Challenge:
Output all of the data below exactly as given.

Data items:
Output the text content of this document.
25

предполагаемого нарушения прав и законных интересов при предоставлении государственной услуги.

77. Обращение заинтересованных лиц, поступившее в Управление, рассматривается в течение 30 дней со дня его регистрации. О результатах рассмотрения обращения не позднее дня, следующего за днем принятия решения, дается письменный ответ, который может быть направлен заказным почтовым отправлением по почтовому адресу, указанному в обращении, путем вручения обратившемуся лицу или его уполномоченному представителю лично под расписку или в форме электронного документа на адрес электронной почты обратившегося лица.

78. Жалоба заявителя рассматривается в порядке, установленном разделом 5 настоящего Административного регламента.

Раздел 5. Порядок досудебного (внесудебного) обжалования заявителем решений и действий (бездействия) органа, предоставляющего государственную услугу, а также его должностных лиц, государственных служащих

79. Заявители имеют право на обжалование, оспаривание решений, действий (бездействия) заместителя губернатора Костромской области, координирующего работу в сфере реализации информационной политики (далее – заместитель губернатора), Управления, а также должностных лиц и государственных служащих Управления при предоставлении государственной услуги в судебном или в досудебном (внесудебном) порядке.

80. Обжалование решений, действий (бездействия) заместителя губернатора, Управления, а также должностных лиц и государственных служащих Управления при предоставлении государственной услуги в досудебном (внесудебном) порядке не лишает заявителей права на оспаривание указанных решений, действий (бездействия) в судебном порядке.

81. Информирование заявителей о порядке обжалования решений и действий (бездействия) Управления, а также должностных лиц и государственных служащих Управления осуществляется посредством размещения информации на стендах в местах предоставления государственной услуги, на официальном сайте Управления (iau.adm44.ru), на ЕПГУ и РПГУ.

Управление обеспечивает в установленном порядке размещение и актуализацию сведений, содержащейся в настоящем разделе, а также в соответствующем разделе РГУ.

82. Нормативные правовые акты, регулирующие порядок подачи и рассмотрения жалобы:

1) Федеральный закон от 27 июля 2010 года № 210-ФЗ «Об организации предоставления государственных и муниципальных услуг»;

Full answer:
Output the text content of this document.
25

предполагаемого нарушения прав и законных интересов при предоставлении государственной услуги.

77. Обращение заинтересованных лиц, поступившее в Управление, рассматривается в течение 30 дней со дня его регистрации. О результатах рассмотрения обращения не позднее дня, следующего за днем принятия решения, дается письменный ответ, который может быть направлен заказным почтовым отправлением по почтовому адресу, указанному в обращении, путем вручения обратившемуся лицу или его уполномоченному представителю лично под расписку или в форме электронного документа на адрес электронной почты обратившегося лица.

78. Жалоба заявителя рассматривается в порядке, установленном разделом 5 настоящего Административного регламента.

Раздел 5. Порядок досудебного (внесудебного) обжалования заявителем решений и действий (бездействия) органа, предоставляющего государственную услугу, а также его должностных лиц, государственных служащих

79. Заявители имеют право на обжалование, оспаривание решений, действий (бездействия) заместителя губернатора Костромской области, координирующего работу в сфере реализации информационной политики (далее – заместитель губернатора), Управления, а также должностных лиц и государственных служащих Управления при предоставлении государственной услуги в судебном или в досудебном (внесудебном) порядке.

80. Обжалование решений, действий (бездействия) заместителя губернатора, Управления, а также должностных лиц и государственных служащих Управления при предоставлении государственной услуги в досудебном (внесудебном) порядке не лишает заявителей права на оспаривание указанных решений, действий (бездействия) в судебном порядке.

81. Информирование заявителей о порядке обжалования решений и действий (бездействия) Управления, а также должностных лиц и государственных служащих Управления осуществляется посредством размещения информации на стендах в местах предоставления государственной услуги, на официальном сайте Управления (iau.adm44.ru), на ЕПГУ и РПГУ.

Управление обеспечивает в установленном порядке размещение и актуализацию сведений, содержащейся в настоящем разделе, а также в соответствующем разделе РГУ.

82. Нормативные правовые акты, регулирующие порядок подачи и рассмотрения жалобы:

1) Федеральный закон от 27 июля 2010 года № 210-ФЗ «Об организации предоставления государственных и муниципальных услуг»;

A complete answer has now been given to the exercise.